# Task goal
Determine how many lines of this material contain "interna". Give only the number.

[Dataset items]
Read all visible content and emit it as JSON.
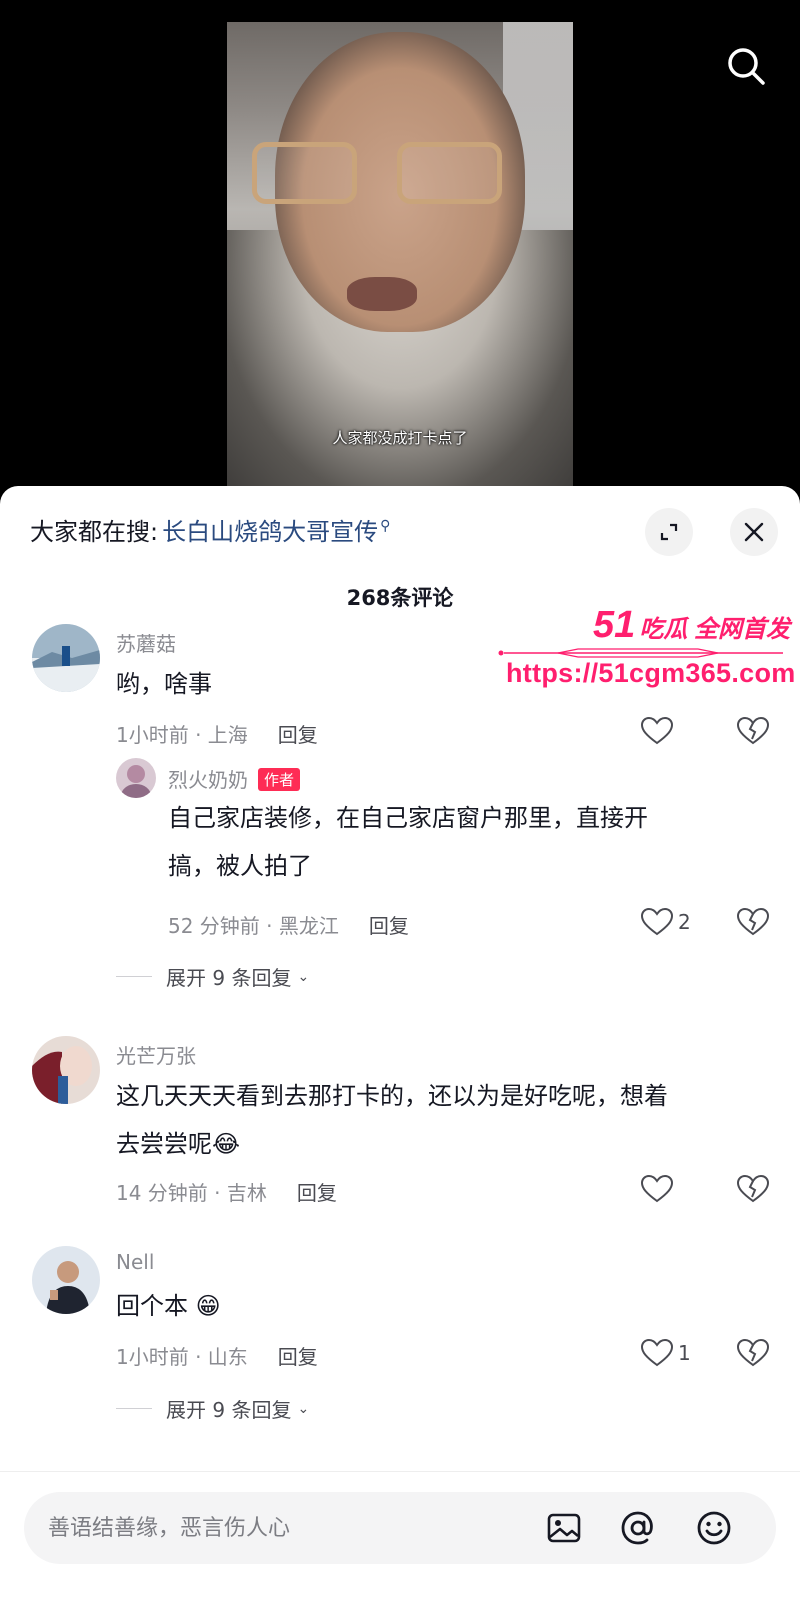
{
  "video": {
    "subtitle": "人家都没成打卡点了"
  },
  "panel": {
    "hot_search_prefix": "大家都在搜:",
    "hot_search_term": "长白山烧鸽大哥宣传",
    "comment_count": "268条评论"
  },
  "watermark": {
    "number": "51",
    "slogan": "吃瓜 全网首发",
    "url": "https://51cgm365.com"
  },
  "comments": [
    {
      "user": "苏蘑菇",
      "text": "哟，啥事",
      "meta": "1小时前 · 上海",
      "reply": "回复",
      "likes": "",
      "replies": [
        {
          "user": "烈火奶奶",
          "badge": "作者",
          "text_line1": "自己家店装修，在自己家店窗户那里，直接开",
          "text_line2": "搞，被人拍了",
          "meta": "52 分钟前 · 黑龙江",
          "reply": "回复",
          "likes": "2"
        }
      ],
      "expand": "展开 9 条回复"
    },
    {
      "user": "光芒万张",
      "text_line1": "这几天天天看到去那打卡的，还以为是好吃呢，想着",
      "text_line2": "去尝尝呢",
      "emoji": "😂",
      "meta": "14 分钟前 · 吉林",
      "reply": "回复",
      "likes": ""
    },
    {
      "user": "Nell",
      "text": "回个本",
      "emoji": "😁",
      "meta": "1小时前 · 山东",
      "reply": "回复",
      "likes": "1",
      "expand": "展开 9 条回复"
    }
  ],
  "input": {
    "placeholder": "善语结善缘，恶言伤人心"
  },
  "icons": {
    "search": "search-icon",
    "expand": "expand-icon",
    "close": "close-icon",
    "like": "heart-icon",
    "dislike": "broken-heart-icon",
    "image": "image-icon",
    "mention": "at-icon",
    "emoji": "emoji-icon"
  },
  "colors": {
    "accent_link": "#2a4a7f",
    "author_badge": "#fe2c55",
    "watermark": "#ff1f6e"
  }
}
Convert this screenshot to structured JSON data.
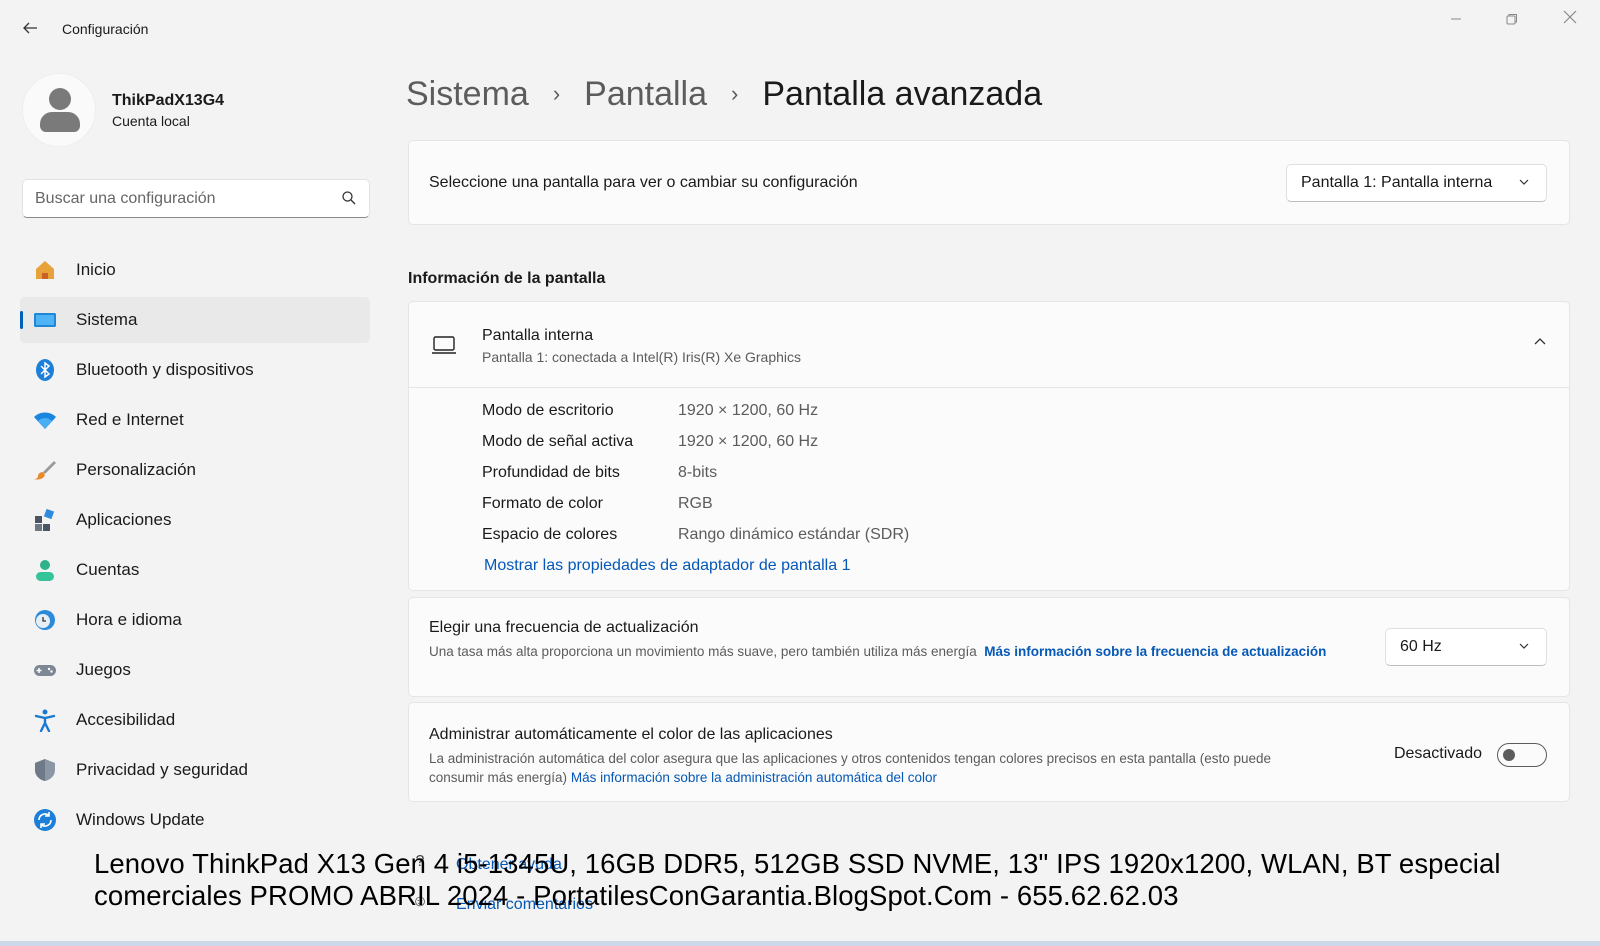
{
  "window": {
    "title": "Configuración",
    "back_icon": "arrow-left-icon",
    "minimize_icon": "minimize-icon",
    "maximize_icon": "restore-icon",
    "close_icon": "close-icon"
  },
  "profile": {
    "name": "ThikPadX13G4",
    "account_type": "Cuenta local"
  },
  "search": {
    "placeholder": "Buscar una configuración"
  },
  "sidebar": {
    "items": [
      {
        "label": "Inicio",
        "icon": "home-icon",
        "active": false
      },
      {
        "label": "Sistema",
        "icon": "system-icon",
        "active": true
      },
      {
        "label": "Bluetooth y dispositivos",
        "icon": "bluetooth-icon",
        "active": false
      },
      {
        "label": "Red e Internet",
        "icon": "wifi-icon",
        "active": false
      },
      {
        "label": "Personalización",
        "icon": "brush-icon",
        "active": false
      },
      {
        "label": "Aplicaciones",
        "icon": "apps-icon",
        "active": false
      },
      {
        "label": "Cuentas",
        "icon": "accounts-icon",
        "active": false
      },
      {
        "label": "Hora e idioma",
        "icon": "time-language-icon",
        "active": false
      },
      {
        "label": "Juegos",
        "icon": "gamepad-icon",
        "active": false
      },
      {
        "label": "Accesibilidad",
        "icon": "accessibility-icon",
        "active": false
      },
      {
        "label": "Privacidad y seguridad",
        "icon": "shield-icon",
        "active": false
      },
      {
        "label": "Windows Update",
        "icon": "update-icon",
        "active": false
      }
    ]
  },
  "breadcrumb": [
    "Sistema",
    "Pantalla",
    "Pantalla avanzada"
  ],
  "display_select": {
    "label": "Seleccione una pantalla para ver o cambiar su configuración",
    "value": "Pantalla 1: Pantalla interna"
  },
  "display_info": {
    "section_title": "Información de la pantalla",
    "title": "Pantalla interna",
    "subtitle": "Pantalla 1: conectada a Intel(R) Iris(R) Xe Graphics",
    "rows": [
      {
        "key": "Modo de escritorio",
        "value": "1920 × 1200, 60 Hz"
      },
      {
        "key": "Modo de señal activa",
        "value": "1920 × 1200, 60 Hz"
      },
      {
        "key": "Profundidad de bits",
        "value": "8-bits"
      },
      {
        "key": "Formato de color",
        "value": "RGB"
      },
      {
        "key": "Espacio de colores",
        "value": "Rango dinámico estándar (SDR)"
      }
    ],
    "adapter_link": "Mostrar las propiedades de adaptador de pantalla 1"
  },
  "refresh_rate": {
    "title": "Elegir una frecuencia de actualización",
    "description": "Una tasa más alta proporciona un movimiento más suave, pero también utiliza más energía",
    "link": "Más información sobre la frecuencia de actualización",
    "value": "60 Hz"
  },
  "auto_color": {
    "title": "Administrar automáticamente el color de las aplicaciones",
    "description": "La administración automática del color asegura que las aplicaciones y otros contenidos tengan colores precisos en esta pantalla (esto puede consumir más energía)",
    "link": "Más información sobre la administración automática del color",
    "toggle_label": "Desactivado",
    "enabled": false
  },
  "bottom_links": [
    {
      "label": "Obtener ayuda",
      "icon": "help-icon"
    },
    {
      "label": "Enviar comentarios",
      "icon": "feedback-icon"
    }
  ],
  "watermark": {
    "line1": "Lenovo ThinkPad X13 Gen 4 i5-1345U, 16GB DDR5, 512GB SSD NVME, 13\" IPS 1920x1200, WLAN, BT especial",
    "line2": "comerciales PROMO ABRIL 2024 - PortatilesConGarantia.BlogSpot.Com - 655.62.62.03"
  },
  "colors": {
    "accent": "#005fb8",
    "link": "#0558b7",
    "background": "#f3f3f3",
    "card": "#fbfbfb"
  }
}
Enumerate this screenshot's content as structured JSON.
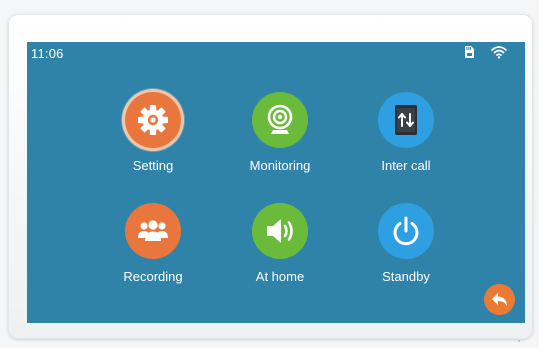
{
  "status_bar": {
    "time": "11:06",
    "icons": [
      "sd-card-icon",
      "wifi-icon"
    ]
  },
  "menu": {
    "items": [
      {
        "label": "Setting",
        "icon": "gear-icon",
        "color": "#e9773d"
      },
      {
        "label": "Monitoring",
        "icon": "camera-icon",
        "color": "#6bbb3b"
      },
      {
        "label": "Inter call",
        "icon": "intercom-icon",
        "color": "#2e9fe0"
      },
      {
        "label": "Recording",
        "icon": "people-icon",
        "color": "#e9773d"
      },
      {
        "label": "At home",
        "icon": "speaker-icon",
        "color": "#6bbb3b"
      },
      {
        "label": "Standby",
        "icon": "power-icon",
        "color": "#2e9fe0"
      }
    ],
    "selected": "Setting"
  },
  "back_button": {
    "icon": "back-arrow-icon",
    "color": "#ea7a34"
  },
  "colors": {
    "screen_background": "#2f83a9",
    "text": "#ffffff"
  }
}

# Complete output
2